#### [Objective]
Rewrite the lines of the items running from the first line through the line containing "brand-subtitle: TESS <box>305 10 382 43</box>", inclusive, with "Finding Planets" replaced by "Planet Search" and all else unchanged.

++++ Listed records ++++

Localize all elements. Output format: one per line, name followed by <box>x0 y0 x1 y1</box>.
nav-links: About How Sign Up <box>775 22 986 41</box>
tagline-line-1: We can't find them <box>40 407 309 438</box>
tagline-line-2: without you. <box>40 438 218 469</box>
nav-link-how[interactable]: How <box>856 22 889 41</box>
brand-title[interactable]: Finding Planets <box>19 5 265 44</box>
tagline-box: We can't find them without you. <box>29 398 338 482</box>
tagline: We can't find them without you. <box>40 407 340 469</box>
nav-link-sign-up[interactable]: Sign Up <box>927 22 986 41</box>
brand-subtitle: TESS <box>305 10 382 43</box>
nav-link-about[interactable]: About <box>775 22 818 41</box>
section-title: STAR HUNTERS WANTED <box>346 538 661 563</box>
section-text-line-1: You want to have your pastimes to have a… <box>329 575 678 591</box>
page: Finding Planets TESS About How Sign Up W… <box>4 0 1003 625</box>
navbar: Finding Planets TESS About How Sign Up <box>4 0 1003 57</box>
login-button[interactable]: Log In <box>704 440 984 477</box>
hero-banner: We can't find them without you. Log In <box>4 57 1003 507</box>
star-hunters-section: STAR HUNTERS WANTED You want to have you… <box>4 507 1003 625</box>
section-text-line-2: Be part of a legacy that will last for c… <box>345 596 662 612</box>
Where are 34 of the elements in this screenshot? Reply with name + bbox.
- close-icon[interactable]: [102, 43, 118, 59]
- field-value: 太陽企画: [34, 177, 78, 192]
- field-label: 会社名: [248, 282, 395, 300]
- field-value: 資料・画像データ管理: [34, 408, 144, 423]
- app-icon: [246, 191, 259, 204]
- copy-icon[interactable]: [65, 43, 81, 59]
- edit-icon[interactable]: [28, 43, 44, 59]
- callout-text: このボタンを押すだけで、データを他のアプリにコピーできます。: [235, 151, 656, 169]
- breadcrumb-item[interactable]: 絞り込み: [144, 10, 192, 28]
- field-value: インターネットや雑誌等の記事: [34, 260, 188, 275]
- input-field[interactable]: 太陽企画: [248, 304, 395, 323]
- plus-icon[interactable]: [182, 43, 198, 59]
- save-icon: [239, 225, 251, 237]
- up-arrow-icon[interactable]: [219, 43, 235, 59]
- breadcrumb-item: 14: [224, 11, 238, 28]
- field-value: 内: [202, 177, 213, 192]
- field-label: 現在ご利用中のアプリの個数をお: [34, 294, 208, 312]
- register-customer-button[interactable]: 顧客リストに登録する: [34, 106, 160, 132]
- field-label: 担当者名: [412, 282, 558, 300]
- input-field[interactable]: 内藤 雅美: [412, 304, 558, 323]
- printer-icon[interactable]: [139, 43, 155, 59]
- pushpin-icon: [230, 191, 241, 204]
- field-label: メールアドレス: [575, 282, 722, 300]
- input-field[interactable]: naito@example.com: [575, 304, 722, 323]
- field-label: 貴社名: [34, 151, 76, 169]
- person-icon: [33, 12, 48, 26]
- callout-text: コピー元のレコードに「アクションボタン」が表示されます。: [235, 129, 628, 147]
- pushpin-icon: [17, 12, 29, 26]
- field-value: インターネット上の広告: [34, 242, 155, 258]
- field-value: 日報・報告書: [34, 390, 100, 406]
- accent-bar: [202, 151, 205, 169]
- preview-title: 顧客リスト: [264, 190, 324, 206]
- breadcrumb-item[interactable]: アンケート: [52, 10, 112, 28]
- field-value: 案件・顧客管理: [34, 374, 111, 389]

++++

#### [The completed task]
Localize all elements. Output format: one per line, name followed by <box>x0 y0 x1 y1</box>.
nav-links: About How Sign Up <box>775 22 986 41</box>
tagline-line-1: We can't find them <box>40 407 309 438</box>
tagline-line-2: without you. <box>40 438 218 469</box>
nav-link-how[interactable]: How <box>856 22 889 41</box>
brand-title[interactable]: Planet Search <box>19 5 265 44</box>
tagline-box: We can't find them without you. <box>29 398 338 482</box>
tagline: We can't find them without you. <box>40 407 340 469</box>
nav-link-sign-up[interactable]: Sign Up <box>927 22 986 41</box>
brand-subtitle: TESS <box>305 10 382 43</box>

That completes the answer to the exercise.